WHAT YOU NEED TO DO:
Give every line of the data again, unchanged, but with no pictures.

┄┄┄┄┄┄┄┄┄┄┄┄┄┄┄┄┄┄┄┄

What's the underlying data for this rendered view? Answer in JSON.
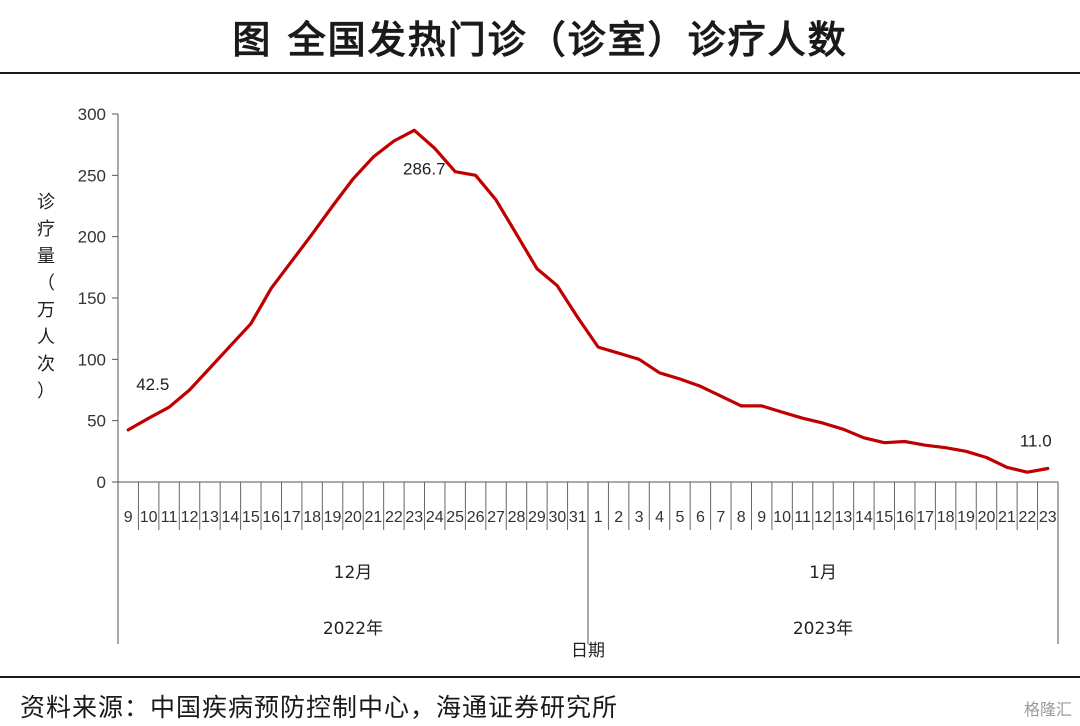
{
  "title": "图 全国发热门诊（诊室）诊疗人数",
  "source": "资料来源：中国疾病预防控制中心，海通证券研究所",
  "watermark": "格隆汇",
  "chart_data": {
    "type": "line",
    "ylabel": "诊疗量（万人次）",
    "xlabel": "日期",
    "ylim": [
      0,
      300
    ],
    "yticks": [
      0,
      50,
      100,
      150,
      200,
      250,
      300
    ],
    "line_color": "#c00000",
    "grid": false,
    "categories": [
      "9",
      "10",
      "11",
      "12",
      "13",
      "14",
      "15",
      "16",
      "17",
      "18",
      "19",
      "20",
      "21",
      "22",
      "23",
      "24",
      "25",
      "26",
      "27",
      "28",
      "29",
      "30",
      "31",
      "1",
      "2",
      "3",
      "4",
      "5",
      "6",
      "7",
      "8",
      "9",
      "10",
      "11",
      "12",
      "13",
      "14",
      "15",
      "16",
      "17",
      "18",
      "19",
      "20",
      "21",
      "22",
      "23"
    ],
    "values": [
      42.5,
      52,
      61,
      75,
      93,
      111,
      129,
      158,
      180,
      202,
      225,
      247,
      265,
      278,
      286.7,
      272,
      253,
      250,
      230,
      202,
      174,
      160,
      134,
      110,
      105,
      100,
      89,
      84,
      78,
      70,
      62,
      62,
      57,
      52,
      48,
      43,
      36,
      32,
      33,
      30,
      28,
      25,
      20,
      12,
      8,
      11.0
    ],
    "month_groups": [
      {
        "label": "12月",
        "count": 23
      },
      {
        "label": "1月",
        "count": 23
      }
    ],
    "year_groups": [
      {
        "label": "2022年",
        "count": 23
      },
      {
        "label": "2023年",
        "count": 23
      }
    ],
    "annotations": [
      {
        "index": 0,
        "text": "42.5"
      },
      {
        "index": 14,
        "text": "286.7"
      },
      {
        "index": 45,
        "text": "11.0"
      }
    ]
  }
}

┄┄┄┄┄┄┄┄┄┄┄┄┄┄┄┄┄┄┄┄

EXERCISE OUTPUT:
What's the underlying data for this rendered view? Answer in JSON.
{
  "title": "图 全国发热门诊（诊室）诊疗人数",
  "source": "资料来源：中国疾病预防控制中心，海通证券研究所",
  "watermark": "格隆汇",
  "chart_data": {
    "type": "line",
    "ylabel": "诊疗量（万人次）",
    "xlabel": "日期",
    "ylim": [
      0,
      300
    ],
    "yticks": [
      0,
      50,
      100,
      150,
      200,
      250,
      300
    ],
    "line_color": "#c00000",
    "grid": false,
    "categories": [
      "9",
      "10",
      "11",
      "12",
      "13",
      "14",
      "15",
      "16",
      "17",
      "18",
      "19",
      "20",
      "21",
      "22",
      "23",
      "24",
      "25",
      "26",
      "27",
      "28",
      "29",
      "30",
      "31",
      "1",
      "2",
      "3",
      "4",
      "5",
      "6",
      "7",
      "8",
      "9",
      "10",
      "11",
      "12",
      "13",
      "14",
      "15",
      "16",
      "17",
      "18",
      "19",
      "20",
      "21",
      "22",
      "23"
    ],
    "values": [
      42.5,
      52,
      61,
      75,
      93,
      111,
      129,
      158,
      180,
      202,
      225,
      247,
      265,
      278,
      286.7,
      272,
      253,
      250,
      230,
      202,
      174,
      160,
      134,
      110,
      105,
      100,
      89,
      84,
      78,
      70,
      62,
      62,
      57,
      52,
      48,
      43,
      36,
      32,
      33,
      30,
      28,
      25,
      20,
      12,
      8,
      11.0
    ],
    "month_groups": [
      {
        "label": "12月",
        "count": 23
      },
      {
        "label": "1月",
        "count": 23
      }
    ],
    "year_groups": [
      {
        "label": "2022年",
        "count": 23
      },
      {
        "label": "2023年",
        "count": 23
      }
    ],
    "annotations": [
      {
        "index": 0,
        "text": "42.5"
      },
      {
        "index": 14,
        "text": "286.7"
      },
      {
        "index": 45,
        "text": "11.0"
      }
    ]
  }
}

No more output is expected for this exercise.